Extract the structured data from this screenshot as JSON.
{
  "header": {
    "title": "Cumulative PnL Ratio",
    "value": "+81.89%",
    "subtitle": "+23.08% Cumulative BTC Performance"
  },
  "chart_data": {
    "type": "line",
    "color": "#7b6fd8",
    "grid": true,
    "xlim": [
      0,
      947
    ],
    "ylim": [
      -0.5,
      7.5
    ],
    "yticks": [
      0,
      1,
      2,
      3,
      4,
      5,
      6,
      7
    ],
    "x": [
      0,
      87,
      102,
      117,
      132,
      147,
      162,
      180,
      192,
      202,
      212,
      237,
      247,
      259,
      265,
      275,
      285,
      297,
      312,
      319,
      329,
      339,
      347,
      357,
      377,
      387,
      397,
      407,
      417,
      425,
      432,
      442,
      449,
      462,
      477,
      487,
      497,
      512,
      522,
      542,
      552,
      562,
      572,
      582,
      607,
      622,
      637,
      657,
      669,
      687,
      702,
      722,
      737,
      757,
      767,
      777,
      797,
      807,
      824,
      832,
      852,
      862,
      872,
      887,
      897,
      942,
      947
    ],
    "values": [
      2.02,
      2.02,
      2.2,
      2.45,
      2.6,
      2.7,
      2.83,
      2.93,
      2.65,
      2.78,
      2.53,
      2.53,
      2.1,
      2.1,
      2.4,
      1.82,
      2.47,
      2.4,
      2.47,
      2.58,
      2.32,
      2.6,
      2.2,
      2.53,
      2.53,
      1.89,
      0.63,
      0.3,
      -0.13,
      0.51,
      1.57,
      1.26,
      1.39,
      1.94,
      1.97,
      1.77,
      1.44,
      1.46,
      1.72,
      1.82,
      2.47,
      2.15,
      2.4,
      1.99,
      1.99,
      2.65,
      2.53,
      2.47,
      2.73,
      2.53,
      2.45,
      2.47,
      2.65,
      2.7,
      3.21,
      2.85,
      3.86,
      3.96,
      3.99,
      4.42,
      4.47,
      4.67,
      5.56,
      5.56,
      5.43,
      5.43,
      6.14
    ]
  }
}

----

Written request — Extract the data exactly as given.

Solution for this task —
Extract the structured data from this screenshot as JSON.
{
  "header": {
    "title": "Cumulative PnL Ratio",
    "value": "+81.89%",
    "subtitle": "+23.08% Cumulative BTC Performance"
  },
  "chart_data": {
    "type": "line",
    "color": "#7b6fd8",
    "grid": true,
    "xlim": [
      0,
      947
    ],
    "ylim": [
      -0.5,
      7.5
    ],
    "yticks": [
      0,
      1,
      2,
      3,
      4,
      5,
      6,
      7
    ],
    "x": [
      0,
      87,
      102,
      117,
      132,
      147,
      162,
      180,
      192,
      202,
      212,
      237,
      247,
      259,
      265,
      275,
      285,
      297,
      312,
      319,
      329,
      339,
      347,
      357,
      377,
      387,
      397,
      407,
      417,
      425,
      432,
      442,
      449,
      462,
      477,
      487,
      497,
      512,
      522,
      542,
      552,
      562,
      572,
      582,
      607,
      622,
      637,
      657,
      669,
      687,
      702,
      722,
      737,
      757,
      767,
      777,
      797,
      807,
      824,
      832,
      852,
      862,
      872,
      887,
      897,
      942,
      947
    ],
    "values": [
      2.02,
      2.02,
      2.2,
      2.45,
      2.6,
      2.7,
      2.83,
      2.93,
      2.65,
      2.78,
      2.53,
      2.53,
      2.1,
      2.1,
      2.4,
      1.82,
      2.47,
      2.4,
      2.47,
      2.58,
      2.32,
      2.6,
      2.2,
      2.53,
      2.53,
      1.89,
      0.63,
      0.3,
      -0.13,
      0.51,
      1.57,
      1.26,
      1.39,
      1.94,
      1.97,
      1.77,
      1.44,
      1.46,
      1.72,
      1.82,
      2.47,
      2.15,
      2.4,
      1.99,
      1.99,
      2.65,
      2.53,
      2.47,
      2.73,
      2.53,
      2.45,
      2.47,
      2.65,
      2.7,
      3.21,
      2.85,
      3.86,
      3.96,
      3.99,
      4.42,
      4.47,
      4.67,
      5.56,
      5.56,
      5.43,
      5.43,
      6.14
    ]
  }
}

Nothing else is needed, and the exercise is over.